### EXCERPTED RECORDS
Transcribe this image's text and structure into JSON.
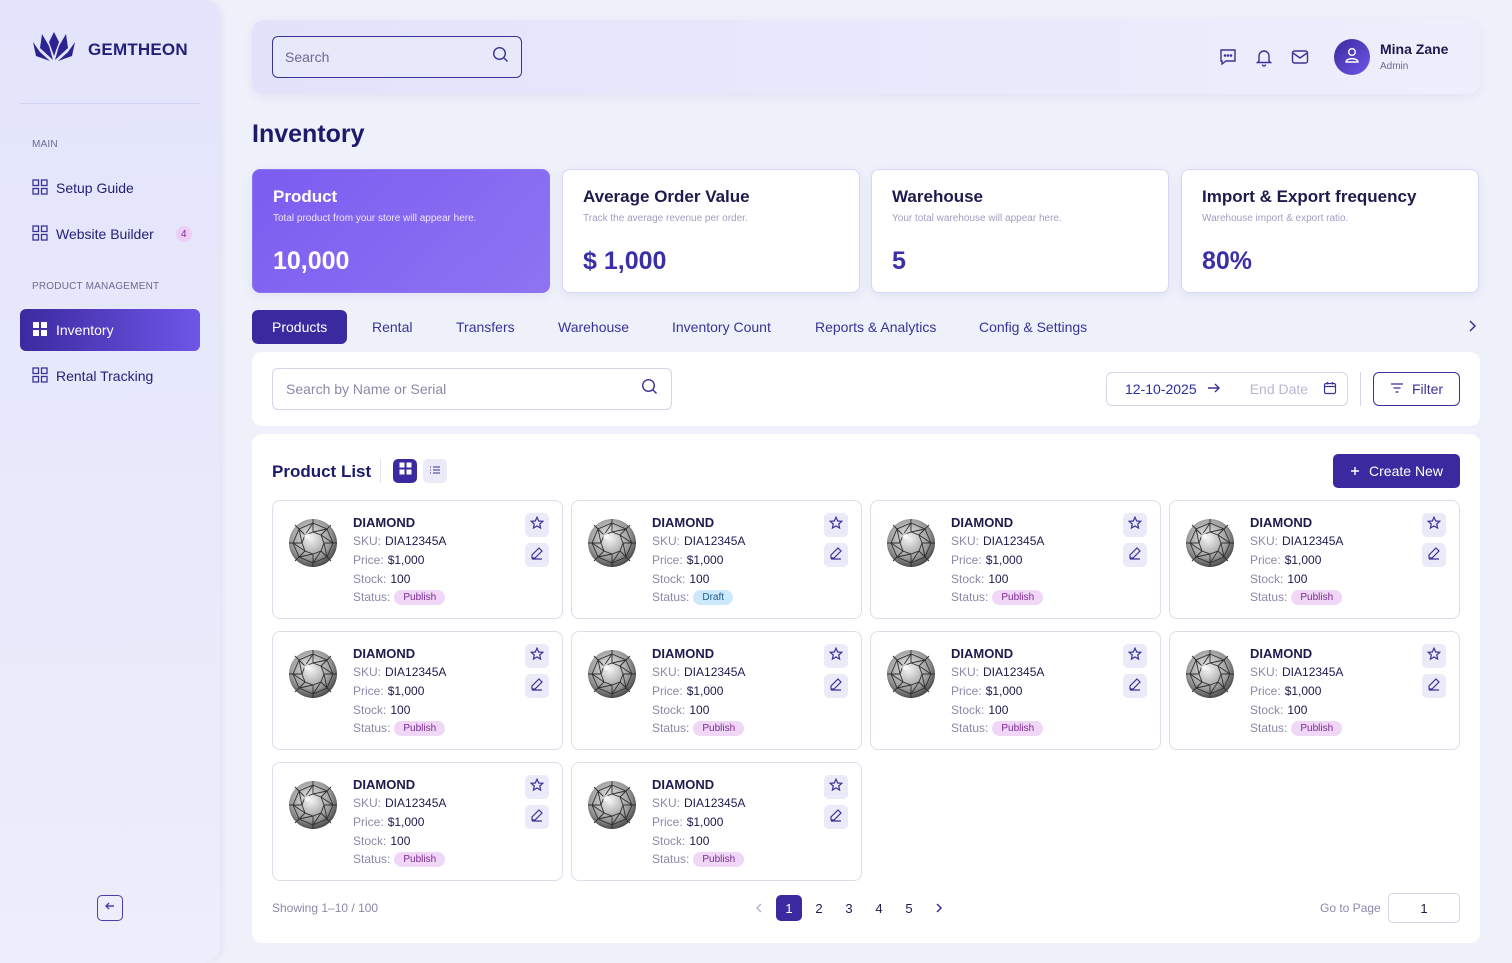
{
  "brand": {
    "name": "GEMTHEON"
  },
  "sidebar": {
    "sections": [
      "MAIN",
      "PRODUCT MANAGEMENT"
    ],
    "items": [
      {
        "label": "Setup Guide",
        "icon": "grid-icon"
      },
      {
        "label": "Website Builder",
        "icon": "grid-icon",
        "badge": "4"
      },
      {
        "label": "Inventory",
        "icon": "grid-icon",
        "active": true
      },
      {
        "label": "Rental Tracking",
        "icon": "grid-icon"
      }
    ]
  },
  "header": {
    "search_placeholder": "Search",
    "user": {
      "name": "Mina Zane",
      "role": "Admin"
    },
    "icons": [
      "chat-icon",
      "bell-icon",
      "mail-icon"
    ]
  },
  "page": {
    "title": "Inventory"
  },
  "stats": [
    {
      "title": "Product",
      "subtitle": "Total product from your store will appear here.",
      "value": "10,000"
    },
    {
      "title": "Average Order Value",
      "subtitle": "Track the average revenue per order.",
      "value": "$ 1,000"
    },
    {
      "title": "Warehouse",
      "subtitle": "Your total warehouse will appear here.",
      "value": "5"
    },
    {
      "title": "Import & Export frequency",
      "subtitle": "Warehouse import & export ratio.",
      "value": "80%"
    }
  ],
  "tabs": [
    "Products",
    "Rental",
    "Transfers",
    "Warehouse",
    "Inventory Count",
    "Reports & Analytics",
    "Config & Settings"
  ],
  "filters": {
    "search_placeholder": "Search by Name or Serial",
    "start_date": "12-10-2025",
    "end_date_placeholder": "End Date",
    "filter_label": "Filter"
  },
  "product_list": {
    "title": "Product List",
    "create_label": "Create New",
    "labels": {
      "sku": "SKU:",
      "price": "Price:",
      "stock": "Stock:",
      "status": "Status:"
    },
    "products": [
      {
        "name": "DIAMOND",
        "sku": "DIA12345A",
        "price": "$1,000",
        "stock": "100",
        "status": "Publish"
      },
      {
        "name": "DIAMOND",
        "sku": "DIA12345A",
        "price": "$1,000",
        "stock": "100",
        "status": "Draft"
      },
      {
        "name": "DIAMOND",
        "sku": "DIA12345A",
        "price": "$1,000",
        "stock": "100",
        "status": "Publish"
      },
      {
        "name": "DIAMOND",
        "sku": "DIA12345A",
        "price": "$1,000",
        "stock": "100",
        "status": "Publish"
      },
      {
        "name": "DIAMOND",
        "sku": "DIA12345A",
        "price": "$1,000",
        "stock": "100",
        "status": "Publish"
      },
      {
        "name": "DIAMOND",
        "sku": "DIA12345A",
        "price": "$1,000",
        "stock": "100",
        "status": "Publish"
      },
      {
        "name": "DIAMOND",
        "sku": "DIA12345A",
        "price": "$1,000",
        "stock": "100",
        "status": "Publish"
      },
      {
        "name": "DIAMOND",
        "sku": "DIA12345A",
        "price": "$1,000",
        "stock": "100",
        "status": "Publish"
      },
      {
        "name": "DIAMOND",
        "sku": "DIA12345A",
        "price": "$1,000",
        "stock": "100",
        "status": "Publish"
      },
      {
        "name": "DIAMOND",
        "sku": "DIA12345A",
        "price": "$1,000",
        "stock": "100",
        "status": "Publish"
      }
    ]
  },
  "pagination": {
    "showing": "Showing 1–10 / 100",
    "pages": [
      "1",
      "2",
      "3",
      "4",
      "5"
    ],
    "current": "1",
    "goto_label": "Go to Page",
    "goto_value": "1"
  },
  "colors": {
    "accent": "#3b2a9f",
    "accent_light": "#7b5df0",
    "publish_bg": "#f0d6f7",
    "draft_bg": "#cce8fb"
  }
}
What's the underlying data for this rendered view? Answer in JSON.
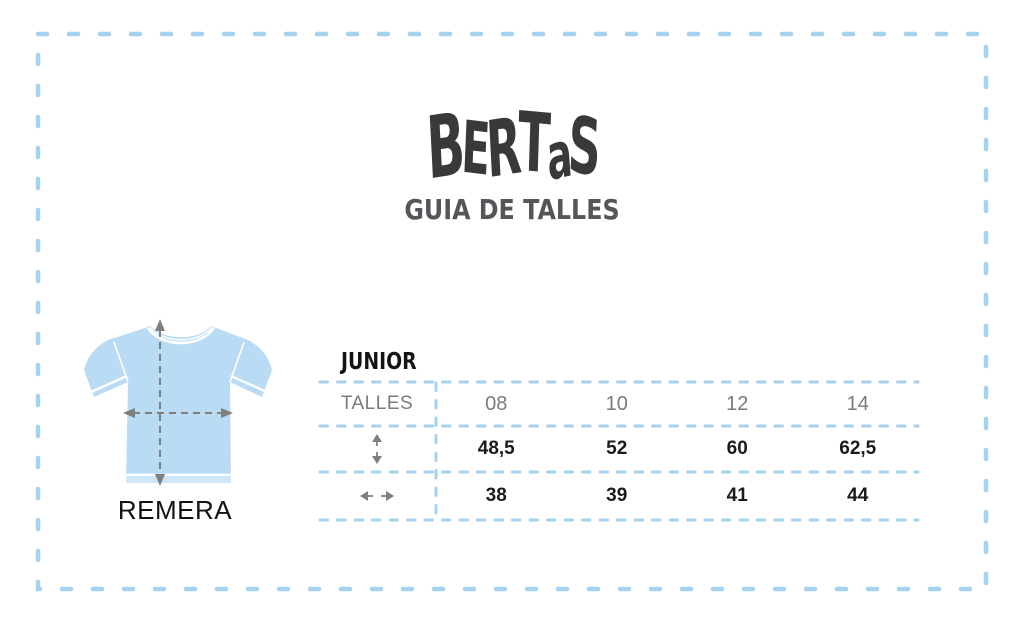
{
  "logo": {
    "brand": "BERTAS",
    "subtitle": "GUIA DE TALLES"
  },
  "product": {
    "label": "REMERA"
  },
  "size_table": {
    "section_label": "JUNIOR",
    "header_label": "TALLES",
    "sizes": [
      "08",
      "10",
      "12",
      "14"
    ],
    "rows": [
      {
        "icon": "vertical-arrows-icon",
        "values": [
          "48,5",
          "52",
          "60",
          "62,5"
        ]
      },
      {
        "icon": "horizontal-arrows-icon",
        "values": [
          "38",
          "39",
          "41",
          "44"
        ]
      }
    ]
  },
  "colors": {
    "dashed_line_blue": "#a5d2ef",
    "shirt_fill": "#b9dcf4",
    "shirt_hem_light": "#cfe7f8",
    "arrow_gray": "#7f7f7f",
    "muted_text": "#7b7b7b",
    "logo_ink": "#39393b"
  },
  "chart_data": {
    "type": "table",
    "title": "BERTAS — GUIA DE TALLES",
    "section": "JUNIOR",
    "product": "REMERA",
    "columns": [
      "08",
      "10",
      "12",
      "14"
    ],
    "row_labels": [
      "vertical-double-arrow (length)",
      "horizontal-double-arrow (width)"
    ],
    "rows": [
      [
        48.5,
        52,
        60,
        62.5
      ],
      [
        38,
        39,
        41,
        44
      ]
    ]
  }
}
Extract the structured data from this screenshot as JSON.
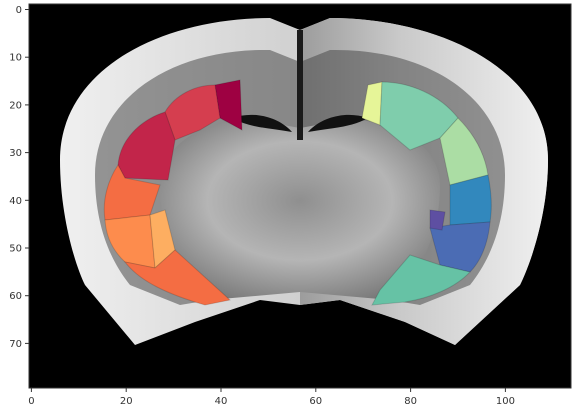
{
  "image": {
    "subject": "coronal brain section with colored cortical parcellation overlay",
    "colors": {
      "background": "#000000",
      "frame": "#333333",
      "tissue_light": "#d6d6d6",
      "tissue_mid": "#9a9a9a",
      "tissue_dark": "#3a3a3a",
      "left_regions": [
        "#9e0142",
        "#c2254a",
        "#d53e4f",
        "#f46d43",
        "#fd8c4d",
        "#fdae61"
      ],
      "right_regions": [
        "#e6f598",
        "#abdda4",
        "#7fcdac",
        "#66c2a5",
        "#3288bd",
        "#4b6cb4",
        "#5e4fa2"
      ]
    }
  },
  "axes": {
    "x_ticks": [
      "0",
      "20",
      "40",
      "60",
      "80",
      "100"
    ],
    "y_ticks": [
      "0",
      "10",
      "20",
      "30",
      "40",
      "50",
      "60",
      "70"
    ]
  }
}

### AIM
Among the entries above, how many lines include the word "JSON"? Give the number with no comment.

### OUTPUT FOR THIS TASK
3